**TASK DIRECTIONS**
Please give the entries again in full and exactly, without any picture.

**DATA ENTRIES**
|---|
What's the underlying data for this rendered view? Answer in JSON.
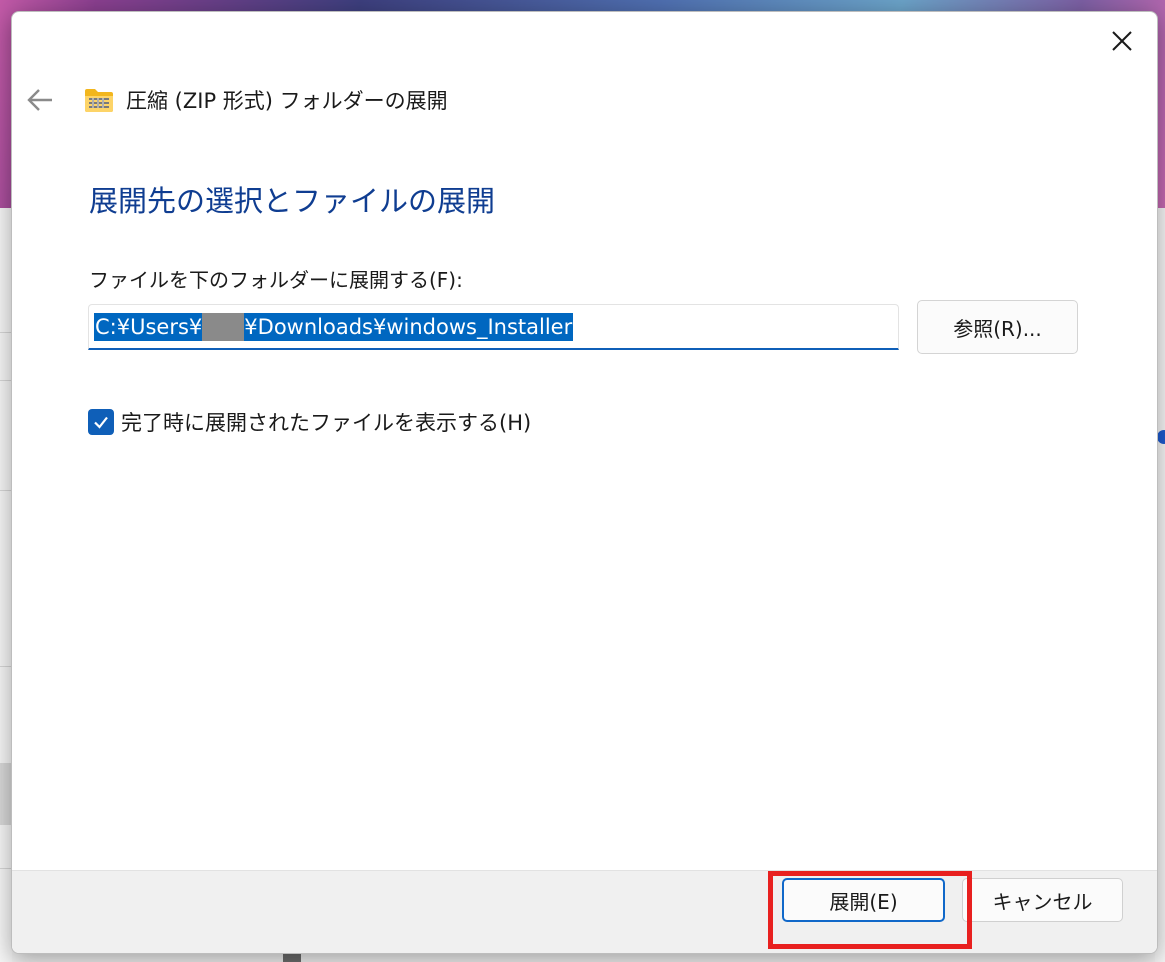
{
  "dialog": {
    "title": "圧縮 (ZIP 形式) フォルダーの展開",
    "heading": "展開先の選択とファイルの展開",
    "destination_label": "ファイルを下のフォルダーに展開する(F):",
    "path_prefix": "C:¥Users¥",
    "path_suffix": "¥Downloads¥windows_Installer",
    "browse_label": "参照(R)...",
    "checkbox_label": "完了時に展開されたファイルを表示する(H)",
    "checkbox_checked": true,
    "extract_label": "展開(E)",
    "cancel_label": "キャンセル"
  },
  "icons": {
    "close": "close-icon",
    "back": "back-arrow-icon",
    "zip": "zip-folder-icon",
    "check": "checkmark-icon"
  },
  "colors": {
    "heading": "#0f3d91",
    "accent": "#0f5fb8",
    "selection": "#0067c0",
    "highlight": "#e8201f"
  }
}
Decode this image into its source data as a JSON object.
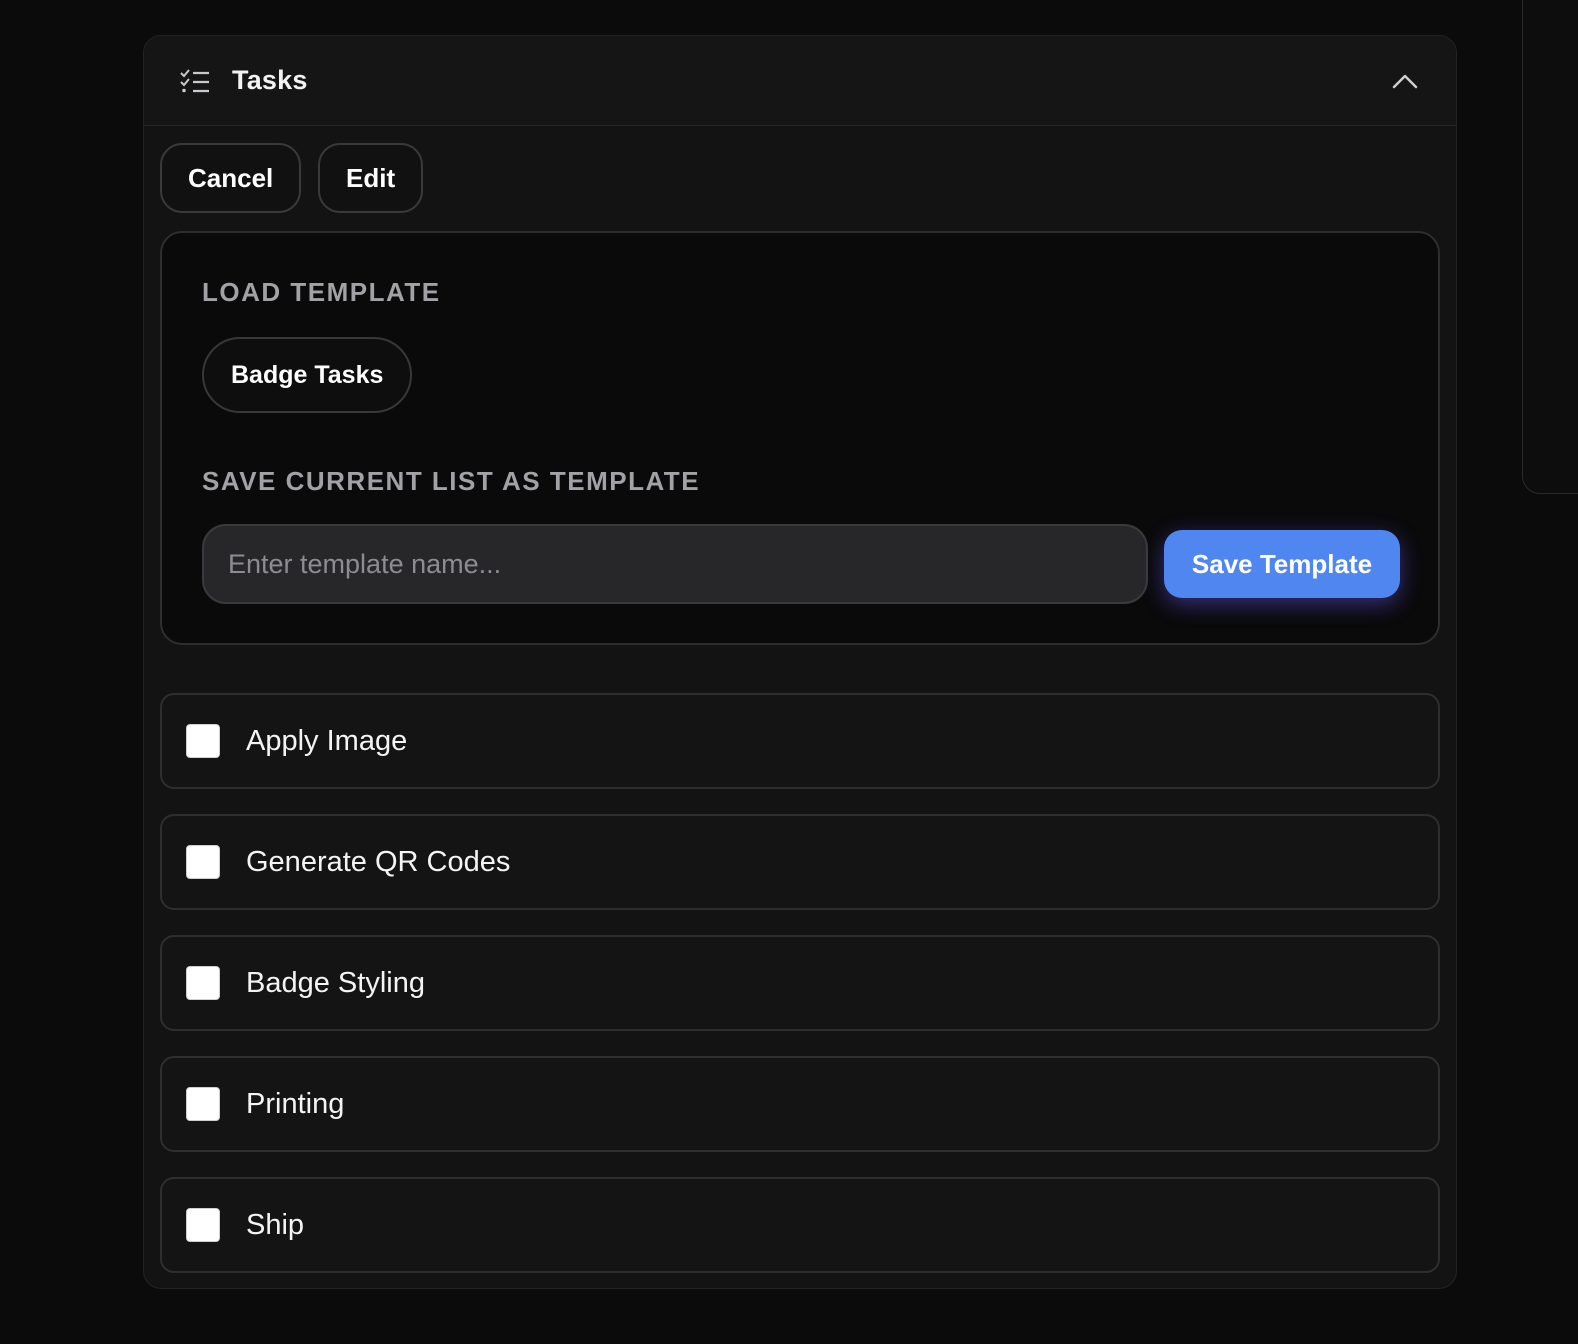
{
  "panel": {
    "title": "Tasks",
    "icon": "checklist-icon",
    "collapse_icon": "chevron-up-icon"
  },
  "toolbar": {
    "cancel_label": "Cancel",
    "edit_label": "Edit"
  },
  "templates": {
    "load_heading": "LOAD TEMPLATE",
    "items": [
      {
        "label": "Badge Tasks"
      }
    ],
    "save_heading": "SAVE CURRENT LIST AS TEMPLATE",
    "name_input": {
      "value": "",
      "placeholder": "Enter template name..."
    },
    "save_label": "Save Template",
    "save_color": "#4f86f0"
  },
  "tasks": [
    {
      "label": "Apply Image",
      "checked": false
    },
    {
      "label": "Generate QR Codes",
      "checked": false
    },
    {
      "label": "Badge Styling",
      "checked": false
    },
    {
      "label": "Printing",
      "checked": false
    },
    {
      "label": "Ship",
      "checked": false
    }
  ]
}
|---|
**FULL OUTPUT**
What's the underlying data for this rendered view? Answer in JSON.
{
  "dialog": {
    "title": "圧縮 (ZIP 形式) フォルダーの展開",
    "heading": "展開先の選択とファイルの展開",
    "destination_label": "ファイルを下のフォルダーに展開する(F):",
    "path_prefix": "C:¥Users¥",
    "path_suffix": "¥Downloads¥windows_Installer",
    "browse_label": "参照(R)...",
    "checkbox_label": "完了時に展開されたファイルを表示する(H)",
    "checkbox_checked": true,
    "extract_label": "展開(E)",
    "cancel_label": "キャンセル"
  },
  "icons": {
    "close": "close-icon",
    "back": "back-arrow-icon",
    "zip": "zip-folder-icon",
    "check": "checkmark-icon"
  },
  "colors": {
    "heading": "#0f3d91",
    "accent": "#0f5fb8",
    "selection": "#0067c0",
    "highlight": "#e8201f"
  }
}
Decode this image into its source data as a JSON object.
{
  "panel": {
    "title": "Tasks",
    "icon": "checklist-icon",
    "collapse_icon": "chevron-up-icon"
  },
  "toolbar": {
    "cancel_label": "Cancel",
    "edit_label": "Edit"
  },
  "templates": {
    "load_heading": "LOAD TEMPLATE",
    "items": [
      {
        "label": "Badge Tasks"
      }
    ],
    "save_heading": "SAVE CURRENT LIST AS TEMPLATE",
    "name_input": {
      "value": "",
      "placeholder": "Enter template name..."
    },
    "save_label": "Save Template",
    "save_color": "#4f86f0"
  },
  "tasks": [
    {
      "label": "Apply Image",
      "checked": false
    },
    {
      "label": "Generate QR Codes",
      "checked": false
    },
    {
      "label": "Badge Styling",
      "checked": false
    },
    {
      "label": "Printing",
      "checked": false
    },
    {
      "label": "Ship",
      "checked": false
    }
  ]
}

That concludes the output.